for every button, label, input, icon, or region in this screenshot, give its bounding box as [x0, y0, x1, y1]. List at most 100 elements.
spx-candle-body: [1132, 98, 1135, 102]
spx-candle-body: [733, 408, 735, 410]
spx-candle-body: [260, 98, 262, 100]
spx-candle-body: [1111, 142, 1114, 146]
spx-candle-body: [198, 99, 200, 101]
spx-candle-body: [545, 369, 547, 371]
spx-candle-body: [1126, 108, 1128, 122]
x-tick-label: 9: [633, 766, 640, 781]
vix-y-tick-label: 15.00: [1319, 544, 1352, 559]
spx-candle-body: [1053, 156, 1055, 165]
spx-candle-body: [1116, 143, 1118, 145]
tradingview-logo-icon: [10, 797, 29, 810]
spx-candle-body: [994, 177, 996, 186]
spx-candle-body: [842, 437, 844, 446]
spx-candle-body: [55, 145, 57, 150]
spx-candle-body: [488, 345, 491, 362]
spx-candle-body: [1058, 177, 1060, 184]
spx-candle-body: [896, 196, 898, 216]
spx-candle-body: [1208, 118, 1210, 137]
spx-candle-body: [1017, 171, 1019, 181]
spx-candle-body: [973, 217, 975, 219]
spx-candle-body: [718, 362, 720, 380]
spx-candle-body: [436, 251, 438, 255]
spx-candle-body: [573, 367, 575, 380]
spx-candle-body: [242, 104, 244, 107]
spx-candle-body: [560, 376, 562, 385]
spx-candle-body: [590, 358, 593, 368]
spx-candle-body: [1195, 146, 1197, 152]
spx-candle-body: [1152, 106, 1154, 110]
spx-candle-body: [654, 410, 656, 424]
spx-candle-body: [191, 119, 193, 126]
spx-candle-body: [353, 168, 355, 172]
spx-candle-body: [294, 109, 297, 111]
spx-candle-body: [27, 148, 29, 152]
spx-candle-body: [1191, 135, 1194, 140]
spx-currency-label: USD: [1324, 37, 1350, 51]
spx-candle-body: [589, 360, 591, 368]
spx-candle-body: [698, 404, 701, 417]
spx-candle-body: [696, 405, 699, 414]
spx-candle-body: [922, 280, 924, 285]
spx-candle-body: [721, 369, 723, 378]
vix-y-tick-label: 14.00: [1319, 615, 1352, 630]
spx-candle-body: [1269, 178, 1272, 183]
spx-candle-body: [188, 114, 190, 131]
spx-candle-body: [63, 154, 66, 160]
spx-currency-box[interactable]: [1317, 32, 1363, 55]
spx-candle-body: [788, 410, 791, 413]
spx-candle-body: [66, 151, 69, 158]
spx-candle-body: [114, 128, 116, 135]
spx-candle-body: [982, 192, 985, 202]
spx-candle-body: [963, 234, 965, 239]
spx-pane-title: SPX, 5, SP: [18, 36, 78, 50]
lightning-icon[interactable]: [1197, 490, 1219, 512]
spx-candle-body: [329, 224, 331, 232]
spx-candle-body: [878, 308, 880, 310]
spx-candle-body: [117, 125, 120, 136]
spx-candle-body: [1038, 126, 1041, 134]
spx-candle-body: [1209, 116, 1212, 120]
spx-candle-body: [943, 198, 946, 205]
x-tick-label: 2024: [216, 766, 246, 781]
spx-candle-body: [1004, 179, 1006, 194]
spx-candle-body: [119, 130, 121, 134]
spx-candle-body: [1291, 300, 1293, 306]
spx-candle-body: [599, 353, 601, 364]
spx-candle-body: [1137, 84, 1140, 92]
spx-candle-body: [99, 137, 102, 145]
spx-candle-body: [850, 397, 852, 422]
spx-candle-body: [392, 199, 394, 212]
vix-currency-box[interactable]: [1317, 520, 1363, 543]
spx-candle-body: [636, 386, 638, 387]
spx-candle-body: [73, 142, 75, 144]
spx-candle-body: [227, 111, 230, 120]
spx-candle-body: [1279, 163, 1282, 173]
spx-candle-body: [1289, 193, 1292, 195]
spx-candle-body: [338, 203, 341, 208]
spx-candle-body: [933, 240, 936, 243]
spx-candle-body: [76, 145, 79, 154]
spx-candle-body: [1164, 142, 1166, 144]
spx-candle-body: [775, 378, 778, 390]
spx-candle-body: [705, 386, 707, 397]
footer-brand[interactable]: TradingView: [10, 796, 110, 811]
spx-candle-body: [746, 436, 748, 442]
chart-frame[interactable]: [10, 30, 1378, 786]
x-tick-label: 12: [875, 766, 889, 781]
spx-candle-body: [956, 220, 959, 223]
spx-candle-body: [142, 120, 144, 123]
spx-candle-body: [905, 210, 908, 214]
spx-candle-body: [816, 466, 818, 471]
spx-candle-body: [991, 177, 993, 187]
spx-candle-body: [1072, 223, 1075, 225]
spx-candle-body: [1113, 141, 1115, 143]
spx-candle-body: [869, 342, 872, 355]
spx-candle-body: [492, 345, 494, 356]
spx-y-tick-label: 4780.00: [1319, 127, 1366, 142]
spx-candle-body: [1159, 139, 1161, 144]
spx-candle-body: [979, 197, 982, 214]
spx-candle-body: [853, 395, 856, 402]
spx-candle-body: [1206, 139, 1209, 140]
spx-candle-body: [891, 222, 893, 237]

━━━━━━

[What needs to be done] Reproduce the rows above verbatim, keeping every line in its original order.

[Task solution]
for every button, label, input, icon, or region in this screenshot, give its bounding box as [x0, y0, x1, y1]. List at most 100 elements.
spx-candle-body: [1132, 98, 1135, 102]
spx-candle-body: [733, 408, 735, 410]
spx-candle-body: [260, 98, 262, 100]
spx-candle-body: [1111, 142, 1114, 146]
spx-candle-body: [198, 99, 200, 101]
spx-candle-body: [545, 369, 547, 371]
spx-candle-body: [1126, 108, 1128, 122]
x-tick-label: 9: [633, 766, 640, 781]
vix-y-tick-label: 15.00: [1319, 544, 1352, 559]
spx-candle-body: [1053, 156, 1055, 165]
spx-candle-body: [1116, 143, 1118, 145]
tradingview-logo-icon: [10, 797, 29, 810]
spx-candle-body: [994, 177, 996, 186]
spx-candle-body: [842, 437, 844, 446]
spx-candle-body: [55, 145, 57, 150]
spx-candle-body: [488, 345, 491, 362]
spx-candle-body: [1058, 177, 1060, 184]
spx-candle-body: [896, 196, 898, 216]
spx-candle-body: [1208, 118, 1210, 137]
spx-candle-body: [1017, 171, 1019, 181]
spx-candle-body: [973, 217, 975, 219]
spx-candle-body: [718, 362, 720, 380]
spx-candle-body: [436, 251, 438, 255]
spx-candle-body: [573, 367, 575, 380]
spx-candle-body: [242, 104, 244, 107]
spx-candle-body: [560, 376, 562, 385]
spx-candle-body: [590, 358, 593, 368]
spx-candle-body: [1195, 146, 1197, 152]
spx-candle-body: [1152, 106, 1154, 110]
spx-candle-body: [654, 410, 656, 424]
spx-candle-body: [191, 119, 193, 126]
spx-candle-body: [353, 168, 355, 172]
spx-candle-body: [294, 109, 297, 111]
spx-candle-body: [27, 148, 29, 152]
spx-candle-body: [1191, 135, 1194, 140]
spx-currency-label: USD: [1324, 37, 1350, 51]
spx-candle-body: [589, 360, 591, 368]
spx-candle-body: [698, 404, 701, 417]
spx-candle-body: [696, 405, 699, 414]
spx-candle-body: [922, 280, 924, 285]
spx-candle-body: [721, 369, 723, 378]
vix-y-tick-label: 14.00: [1319, 615, 1352, 630]
spx-candle-body: [1269, 178, 1272, 183]
spx-candle-body: [188, 114, 190, 131]
spx-candle-body: [63, 154, 66, 160]
spx-currency-box[interactable]: [1317, 32, 1363, 55]
spx-candle-body: [788, 410, 791, 413]
spx-candle-body: [66, 151, 69, 158]
spx-candle-body: [114, 128, 116, 135]
spx-candle-body: [982, 192, 985, 202]
spx-candle-body: [963, 234, 965, 239]
spx-pane-title: SPX, 5, SP: [18, 36, 78, 50]
lightning-icon[interactable]: [1197, 490, 1219, 512]
spx-candle-body: [329, 224, 331, 232]
spx-candle-body: [878, 308, 880, 310]
spx-candle-body: [117, 125, 120, 136]
spx-candle-body: [1038, 126, 1041, 134]
spx-candle-body: [1209, 116, 1212, 120]
spx-candle-body: [943, 198, 946, 205]
x-tick-label: 2024: [216, 766, 246, 781]
spx-candle-body: [1004, 179, 1006, 194]
spx-candle-body: [119, 130, 121, 134]
spx-candle-body: [1291, 300, 1293, 306]
spx-candle-body: [599, 353, 601, 364]
spx-candle-body: [1137, 84, 1140, 92]
spx-candle-body: [99, 137, 102, 145]
spx-candle-body: [850, 397, 852, 422]
spx-candle-body: [392, 199, 394, 212]
vix-currency-box[interactable]: [1317, 520, 1363, 543]
spx-candle-body: [636, 386, 638, 387]
spx-candle-body: [73, 142, 75, 144]
spx-candle-body: [227, 111, 230, 120]
spx-candle-body: [1279, 163, 1282, 173]
spx-candle-body: [1289, 193, 1292, 195]
spx-candle-body: [338, 203, 341, 208]
spx-candle-body: [933, 240, 936, 243]
spx-candle-body: [76, 145, 79, 154]
spx-candle-body: [1164, 142, 1166, 144]
spx-candle-body: [775, 378, 778, 390]
spx-candle-body: [705, 386, 707, 397]
footer-brand[interactable]: TradingView: [10, 796, 110, 811]
spx-candle-body: [746, 436, 748, 442]
chart-frame[interactable]: [10, 30, 1378, 786]
x-tick-label: 12: [875, 766, 889, 781]
spx-candle-body: [956, 220, 959, 223]
spx-candle-body: [142, 120, 144, 123]
spx-candle-body: [905, 210, 908, 214]
spx-candle-body: [816, 466, 818, 471]
spx-candle-body: [991, 177, 993, 187]
spx-candle-body: [1072, 223, 1075, 225]
spx-candle-body: [1113, 141, 1115, 143]
spx-candle-body: [869, 342, 872, 355]
spx-candle-body: [492, 345, 494, 356]
spx-y-tick-label: 4780.00: [1319, 127, 1366, 142]
spx-candle-body: [1159, 139, 1161, 144]
spx-candle-body: [979, 197, 982, 214]
spx-candle-body: [853, 395, 856, 402]
spx-candle-body: [1206, 139, 1209, 140]
spx-candle-body: [891, 222, 893, 237]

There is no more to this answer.